▶ _EXERCISE TASK_:
Output the lines below word for word, starting at the line that contains "101, 365, 222]" and stopping after the line that contains "44, 314, 63]".

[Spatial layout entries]

[BEGIN]

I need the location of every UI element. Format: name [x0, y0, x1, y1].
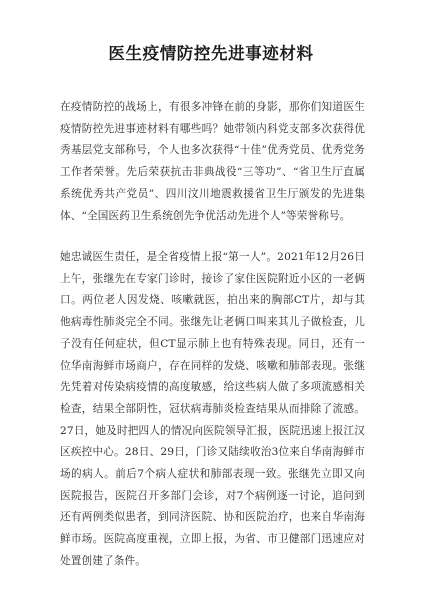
paragraph-intro: 在疫情防控的战场上，有很多冲锋在前的身影，那你们知道医生疫情防控先进事迹材料有哪些吗？她带领内科党支部多次获得优秀基层党支部称号，个人也多次获得“十佳”优秀党员、优秀党务工作者荣誉。先后荣获抗击非典战役“三等功”、“省卫生厅直属系统优秀共产党员”、四川汶川地震救援省卫生厅颁发的先进集体、“全国医药卫生系统创先争优活动先进个人”等荣誉称号。	[60, 101, 365, 222]
paragraph-deeds: 她忠诚医生责任，是全省疫情上报“第一人”。2021年12月26日上午，张继先在专家门诊时，接诊了家住医院附近小区的一老俩口。两位老人因发烧、咳嗽就医，拍出来的胸部CT片，却与其他病毒性肺炎完全不同。张继先让老俩口叫来其儿子做检查，儿子没有任何症状，但CT显示肺上也有特殊表现。同日，还有一位华南海鲜市场商户，存在同样的发烧、咳嗽和肺部表现。张继先凭着对传染病疫情的高度敏感，给这些病人做了多项流感相关检查，结果全部阴性，冠状病毒肺炎检查结果从而排除了流感。27日，她及时把四人的情况向医院领导汇报，医院迅速上报江汉区疾控中心。28日、29日，门诊又陆续收治3位来自华南海鲜市场的病人。前后7个病人症状和肺部表现一致。张继先立即又向医院报告，医院召开多部门会诊，对7个病例逐一讨论，追问到还有两例类似患者，到同济医院、协和医院治疗，也来自华南海鲜市场。医院高度重视，立即上报，为省、市卫健部门迅速应对处置创建了条件。	[60, 251, 365, 567]
document-title: 医生疫情防控先进事迹材料	[108, 44, 314, 63]
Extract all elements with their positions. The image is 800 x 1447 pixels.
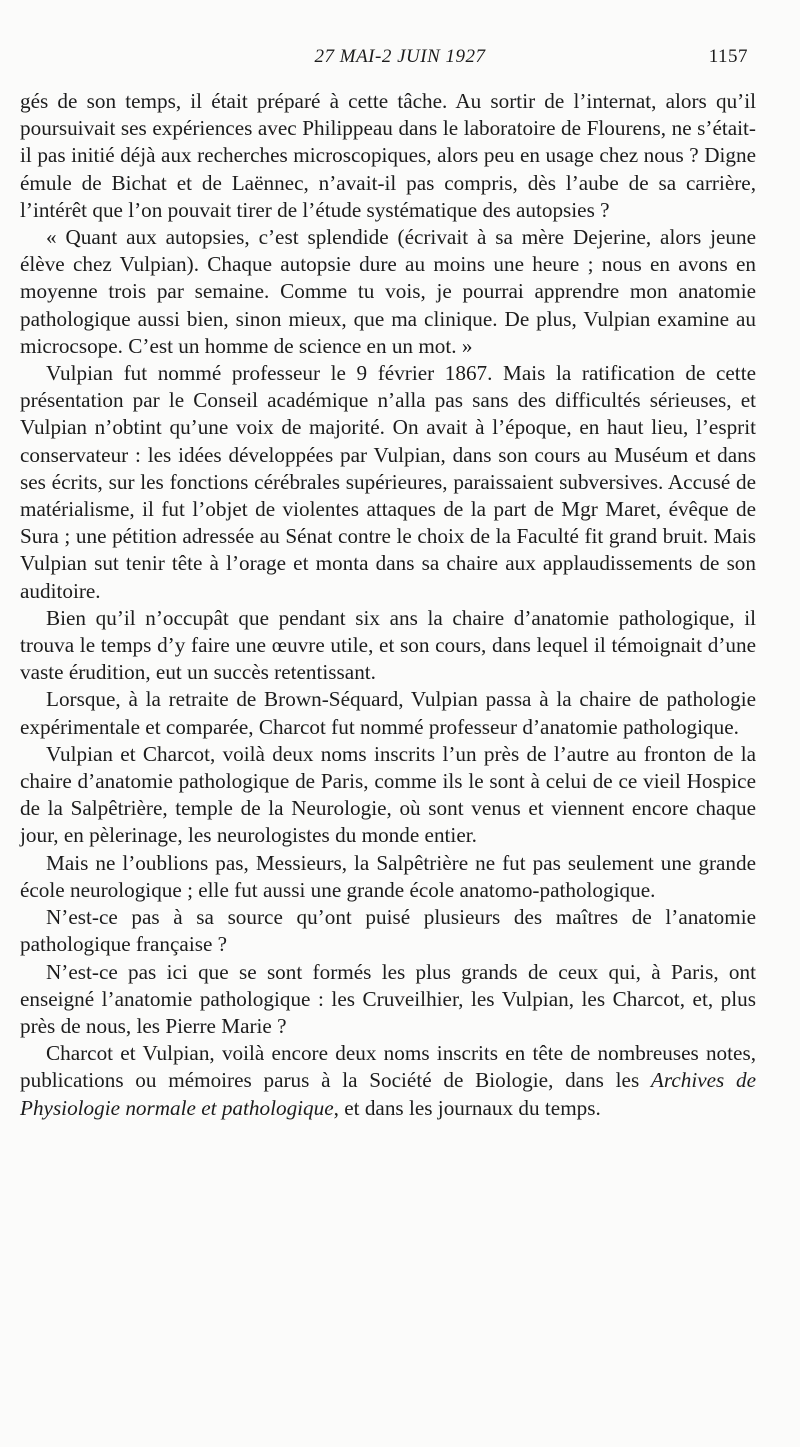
paragraph-salpetriere: Mais ne l’oublions pas, Messieurs, la Salpêtrière ne fut pas seulement une grande école neurologique ; elle fut aussi une grande école anatomo-pathologique. [20, 850, 756, 902]
last-paragraph-before: Charcot et Vulpian, voilà encore deux noms inscrits en tête de nombreuses notes, publications ou mémoires parus à la Société de Biologie, dans les [20, 1041, 756, 1093]
paragraph-vulpian-appointment: Vulpian fut nommé professeur le 9 février 1867. Mais la ratification de cette présentation par le Conseil académique n’alla pas sans des difficultés sérieuses, et Vulpian n’obtint qu’une voix de majorité. On avait à l’époque, en haut lieu, l’esprit conservateur : les idées développées par Vulpian, dans son cours au Muséum et dans ses écrits, sur les fonctions cérébrales supérieures, paraissaient subversives. Accusé de matérialisme, il fut l’objet de violentes attaques de la part de Mgr Maret, évêque de Sura ; une pétition adressée au Sénat contre le choix de la Faculté fit grand bruit. Mais Vulpian sut tenir tête à l’orage et monta dans sa chaire aux applaudissements de son auditoire. [20, 361, 756, 603]
paragraph-vulpian-charcot: Vulpian et Charcot, voilà deux noms inscrits l’un près de l’autre au fronton de la chaire d’anatomie pathologique de Paris, comme ils le sont à celui de ce vieil Hospice de la Salpêtrière, temple de la Neurologie, où sont venus et viennent encore chaque jour, en pèlerinage, les neurologistes du monde entier. [20, 741, 756, 848]
paragraph-question-source: N’est-ce pas à sa source qu’ont puisé plusieurs des maîtres de l’anatomie pathologique française ? [20, 905, 756, 957]
last-paragraph-after: , et dans les journaux du temps. [333, 1095, 601, 1120]
paragraph-brown-sequard: Lorsque, à la retraite de Brown-Séquard, Vulpian passa à la chaire de pathologie expérimentale et comparée, Charcot fut nommé professeur d’anatomie pathologique. [20, 687, 756, 739]
running-head-title [0, 46, 800, 68]
paragraph-vulpian-chair: Bien qu’il n’occupât que pendant six ans la chaire d’anatomie pathologique, il trouva le temps d’y faire une œuvre utile, et son cours, dans lequel il témoignait d’une vaste érudition, eut un succès retentissant. [20, 605, 756, 685]
page-number: 1157 [708, 46, 748, 67]
paragraph-question-paris: N’est-ce pas ici que se sont formés les plus grands de ceux qui, à Paris, ont enseigné l’anatomie pathologique : les Cruveilhier, les Vulpian, les Charcot, et, plus près de nous, les Pierre Marie ? [20, 959, 756, 1038]
body-text [20, 88, 756, 1122]
paragraph-quote-dejerine: « Quant aux autopsies, c’est splendide (écrivait à sa mère Dejerine, alors jeune élève chez Vulpian). Chaque autopsie dure au moins une heure ; nous en avons en moyenne trois par semaine. Comme tu vois, je pourrai apprendre mon anatomie pathologique aussi bien, sinon mieux, que ma clinique. De plus, Vulpian examine au microcsope. C’est un homme de science en un mot. » [20, 225, 756, 358]
journal-title: Archives de Physiologie normale et pathologique [20, 1068, 756, 1120]
running-head [0, 46, 800, 74]
paragraph-continuation: gés de son temps, il était préparé à cette tâche. Au sortir de l’internat, alors qu’il poursuivait ses expériences avec Philippeau dans le laboratoire de Flourens, ne s’était-il pas initié déjà aux recherches microscopiques, alors peu en usage chez nous ? Digne émule de Bichat et de Laënnec, n’avait-il pas compris, dès l’aube de sa carrière, l’intérêt que l’on pouvait tirer de l’étude systématique des autopsies ? [20, 89, 756, 222]
running-head-title-text: 27 MAI-2 JUIN 1927 [314, 46, 486, 67]
paragraph-charcot-vulpian-notes [20, 1040, 756, 1122]
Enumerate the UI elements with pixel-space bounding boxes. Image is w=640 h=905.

[END]

▶ _SOLUTION FOR THIS TASK_:
paragraph-intro: 在疫情防控的战场上，有很多冲锋在前的身影，那你们知道医生疫情防控先进事迹材料有哪些吗？她带领内科党支部多次获得优秀基层党支部称号，个人也多次获得“十佳”优秀党员、优秀党务工作者荣誉。先后荣获抗击非典战役“三等功”、“省卫生厅直属系统优秀共产党员”、四川汶川地震救援省卫生厅颁发的先进集体、“全国医药卫生系统创先争优活动先进个人”等荣誉称号。	[60, 101, 365, 222]
paragraph-deeds: 她忠诚医生责任，是全省疫情上报“第一人”。2021年12月26日上午，张继先在专家门诊时，接诊了家住医院附近小区的一老俩口。两位老人因发烧、咳嗽就医，拍出来的胸部CT片，却与其他病毒性肺炎完全不同。张继先让老俩口叫来其儿子做检查，儿子没有任何症状，但CT显示肺上也有特殊表现。同日，还有一位华南海鲜市场商户，存在同样的发烧、咳嗽和肺部表现。张继先凭着对传染病疫情的高度敏感，给这些病人做了多项流感相关检查，结果全部阴性，冠状病毒肺炎检查结果从而排除了流感。27日，她及时把四人的情况向医院领导汇报，医院迅速上报江汉区疾控中心。28日、29日，门诊又陆续收治3位来自华南海鲜市场的病人。前后7个病人症状和肺部表现一致。张继先立即又向医院报告，医院召开多部门会诊，对7个病例逐一讨论，追问到还有两例类似患者，到同济医院、协和医院治疗，也来自华南海鲜市场。医院高度重视，立即上报，为省、市卫健部门迅速应对处置创建了条件。	[60, 251, 365, 567]
document-title: 医生疫情防控先进事迹材料	[108, 44, 314, 63]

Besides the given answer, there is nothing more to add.